Stated exercise: Reproduce the listing verbatim.

Dataset records:
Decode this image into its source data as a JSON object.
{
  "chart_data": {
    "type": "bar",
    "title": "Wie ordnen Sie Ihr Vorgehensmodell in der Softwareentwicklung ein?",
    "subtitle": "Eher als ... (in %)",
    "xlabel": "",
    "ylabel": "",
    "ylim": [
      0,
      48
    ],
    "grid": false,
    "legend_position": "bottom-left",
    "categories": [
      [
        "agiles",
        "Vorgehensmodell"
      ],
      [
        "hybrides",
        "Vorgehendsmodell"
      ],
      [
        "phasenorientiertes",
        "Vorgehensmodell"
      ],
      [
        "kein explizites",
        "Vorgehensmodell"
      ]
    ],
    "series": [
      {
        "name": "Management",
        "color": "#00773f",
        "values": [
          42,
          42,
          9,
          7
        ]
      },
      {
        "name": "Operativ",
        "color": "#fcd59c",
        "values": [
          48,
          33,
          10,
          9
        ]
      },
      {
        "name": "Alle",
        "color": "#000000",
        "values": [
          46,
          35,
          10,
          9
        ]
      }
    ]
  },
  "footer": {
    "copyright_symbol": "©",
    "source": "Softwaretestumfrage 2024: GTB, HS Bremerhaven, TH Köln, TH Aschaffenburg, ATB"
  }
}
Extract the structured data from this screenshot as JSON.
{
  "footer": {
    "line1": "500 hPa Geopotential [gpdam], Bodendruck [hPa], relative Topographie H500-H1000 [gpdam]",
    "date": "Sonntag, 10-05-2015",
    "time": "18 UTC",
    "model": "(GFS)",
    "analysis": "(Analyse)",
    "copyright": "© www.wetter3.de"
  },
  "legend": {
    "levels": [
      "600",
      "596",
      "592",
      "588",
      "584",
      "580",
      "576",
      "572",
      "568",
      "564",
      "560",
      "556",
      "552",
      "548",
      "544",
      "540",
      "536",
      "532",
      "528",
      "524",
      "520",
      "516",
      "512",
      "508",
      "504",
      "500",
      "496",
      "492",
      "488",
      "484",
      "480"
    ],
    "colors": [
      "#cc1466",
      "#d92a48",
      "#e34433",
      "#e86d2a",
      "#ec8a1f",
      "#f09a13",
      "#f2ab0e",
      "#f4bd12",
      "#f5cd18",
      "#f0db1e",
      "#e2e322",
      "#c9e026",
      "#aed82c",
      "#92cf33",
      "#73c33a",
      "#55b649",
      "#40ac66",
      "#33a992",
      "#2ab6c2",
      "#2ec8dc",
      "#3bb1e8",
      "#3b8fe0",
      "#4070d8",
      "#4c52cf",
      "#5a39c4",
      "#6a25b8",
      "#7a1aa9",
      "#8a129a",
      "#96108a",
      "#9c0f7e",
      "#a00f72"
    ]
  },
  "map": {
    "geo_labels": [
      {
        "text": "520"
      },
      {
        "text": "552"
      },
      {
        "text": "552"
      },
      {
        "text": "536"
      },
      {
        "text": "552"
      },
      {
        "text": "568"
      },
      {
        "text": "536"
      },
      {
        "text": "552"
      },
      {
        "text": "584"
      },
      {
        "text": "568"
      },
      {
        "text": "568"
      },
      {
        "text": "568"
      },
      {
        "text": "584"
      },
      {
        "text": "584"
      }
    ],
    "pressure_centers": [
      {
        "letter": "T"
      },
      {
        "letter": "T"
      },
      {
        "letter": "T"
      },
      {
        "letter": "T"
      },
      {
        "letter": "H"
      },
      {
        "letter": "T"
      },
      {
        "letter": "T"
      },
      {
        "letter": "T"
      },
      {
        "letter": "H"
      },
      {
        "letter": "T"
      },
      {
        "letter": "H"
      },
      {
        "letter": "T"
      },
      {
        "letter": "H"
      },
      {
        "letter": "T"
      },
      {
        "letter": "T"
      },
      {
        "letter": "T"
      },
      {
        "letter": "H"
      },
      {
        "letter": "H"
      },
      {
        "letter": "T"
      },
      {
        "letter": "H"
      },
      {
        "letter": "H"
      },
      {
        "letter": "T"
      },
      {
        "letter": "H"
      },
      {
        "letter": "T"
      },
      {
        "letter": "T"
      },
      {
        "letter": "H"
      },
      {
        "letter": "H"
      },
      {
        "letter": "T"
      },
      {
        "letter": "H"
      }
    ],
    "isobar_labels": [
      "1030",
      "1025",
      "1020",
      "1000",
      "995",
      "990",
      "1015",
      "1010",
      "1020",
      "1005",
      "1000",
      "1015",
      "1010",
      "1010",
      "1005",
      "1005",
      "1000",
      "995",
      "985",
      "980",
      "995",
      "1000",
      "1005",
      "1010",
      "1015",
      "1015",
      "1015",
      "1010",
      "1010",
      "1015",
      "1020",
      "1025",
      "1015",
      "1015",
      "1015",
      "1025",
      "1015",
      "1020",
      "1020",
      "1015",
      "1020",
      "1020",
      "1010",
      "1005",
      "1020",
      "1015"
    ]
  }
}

In response:
Decode this image into its source data as a JSON object.
{
  "chart_data": {
    "type": "bar",
    "title": "Wie ordnen Sie Ihr Vorgehensmodell in der Softwareentwicklung ein?",
    "subtitle": "Eher als ... (in %)",
    "xlabel": "",
    "ylabel": "",
    "ylim": [
      0,
      48
    ],
    "grid": false,
    "legend_position": "bottom-left",
    "categories": [
      [
        "agiles",
        "Vorgehensmodell"
      ],
      [
        "hybrides",
        "Vorgehendsmodell"
      ],
      [
        "phasenorientiertes",
        "Vorgehensmodell"
      ],
      [
        "kein explizites",
        "Vorgehensmodell"
      ]
    ],
    "series": [
      {
        "name": "Management",
        "color": "#00773f",
        "values": [
          42,
          42,
          9,
          7
        ]
      },
      {
        "name": "Operativ",
        "color": "#fcd59c",
        "values": [
          48,
          33,
          10,
          9
        ]
      },
      {
        "name": "Alle",
        "color": "#000000",
        "values": [
          46,
          35,
          10,
          9
        ]
      }
    ]
  },
  "footer": {
    "copyright_symbol": "©",
    "source": "Softwaretestumfrage 2024: GTB, HS Bremerhaven, TH Köln, TH Aschaffenburg, ATB"
  }
}
Extract the structured data from this screenshot as JSON.
{
  "footer": {
    "line1": "500 hPa Geopotential [gpdam], Bodendruck [hPa], relative Topographie H500-H1000 [gpdam]",
    "date": "Sonntag, 10-05-2015",
    "time": "18 UTC",
    "model": "(GFS)",
    "analysis": "(Analyse)",
    "copyright": "© www.wetter3.de"
  },
  "legend": {
    "levels": [
      "600",
      "596",
      "592",
      "588",
      "584",
      "580",
      "576",
      "572",
      "568",
      "564",
      "560",
      "556",
      "552",
      "548",
      "544",
      "540",
      "536",
      "532",
      "528",
      "524",
      "520",
      "516",
      "512",
      "508",
      "504",
      "500",
      "496",
      "492",
      "488",
      "484",
      "480"
    ],
    "colors": [
      "#cc1466",
      "#d92a48",
      "#e34433",
      "#e86d2a",
      "#ec8a1f",
      "#f09a13",
      "#f2ab0e",
      "#f4bd12",
      "#f5cd18",
      "#f0db1e",
      "#e2e322",
      "#c9e026",
      "#aed82c",
      "#92cf33",
      "#73c33a",
      "#55b649",
      "#40ac66",
      "#33a992",
      "#2ab6c2",
      "#2ec8dc",
      "#3bb1e8",
      "#3b8fe0",
      "#4070d8",
      "#4c52cf",
      "#5a39c4",
      "#6a25b8",
      "#7a1aa9",
      "#8a129a",
      "#96108a",
      "#9c0f7e",
      "#a00f72"
    ]
  },
  "map": {
    "geo_labels": [
      {
        "text": "520"
      },
      {
        "text": "552"
      },
      {
        "text": "552"
      },
      {
        "text": "536"
      },
      {
        "text": "552"
      },
      {
        "text": "568"
      },
      {
        "text": "536"
      },
      {
        "text": "552"
      },
      {
        "text": "584"
      },
      {
        "text": "568"
      },
      {
        "text": "568"
      },
      {
        "text": "568"
      },
      {
        "text": "584"
      },
      {
        "text": "584"
      }
    ],
    "pressure_centers": [
      {
        "letter": "T"
      },
      {
        "letter": "T"
      },
      {
        "letter": "T"
      },
      {
        "letter": "T"
      },
      {
        "letter": "H"
      },
      {
        "letter": "T"
      },
      {
        "letter": "T"
      },
      {
        "letter": "T"
      },
      {
        "letter": "H"
      },
      {
        "letter": "T"
      },
      {
        "letter": "H"
      },
      {
        "letter": "T"
      },
      {
        "letter": "H"
      },
      {
        "letter": "T"
      },
      {
        "letter": "T"
      },
      {
        "letter": "T"
      },
      {
        "letter": "H"
      },
      {
        "letter": "H"
      },
      {
        "letter": "T"
      },
      {
        "letter": "H"
      },
      {
        "letter": "H"
      },
      {
        "letter": "T"
      },
      {
        "letter": "H"
      },
      {
        "letter": "T"
      },
      {
        "letter": "T"
      },
      {
        "letter": "H"
      },
      {
        "letter": "H"
      },
      {
        "letter": "T"
      },
      {
        "letter": "H"
      }
    ],
    "isobar_labels": [
      "1030",
      "1025",
      "1020",
      "1000",
      "995",
      "990",
      "1015",
      "1010",
      "1020",
      "1005",
      "1000",
      "1015",
      "1010",
      "1010",
      "1005",
      "1005",
      "1000",
      "995",
      "985",
      "980",
      "995",
      "1000",
      "1005",
      "1010",
      "1015",
      "1015",
      "1015",
      "1010",
      "1010",
      "1015",
      "1020",
      "1025",
      "1015",
      "1015",
      "1015",
      "1025",
      "1015",
      "1020",
      "1020",
      "1015",
      "1020",
      "1020",
      "1010",
      "1005",
      "1020",
      "1015"
    ]
  }
}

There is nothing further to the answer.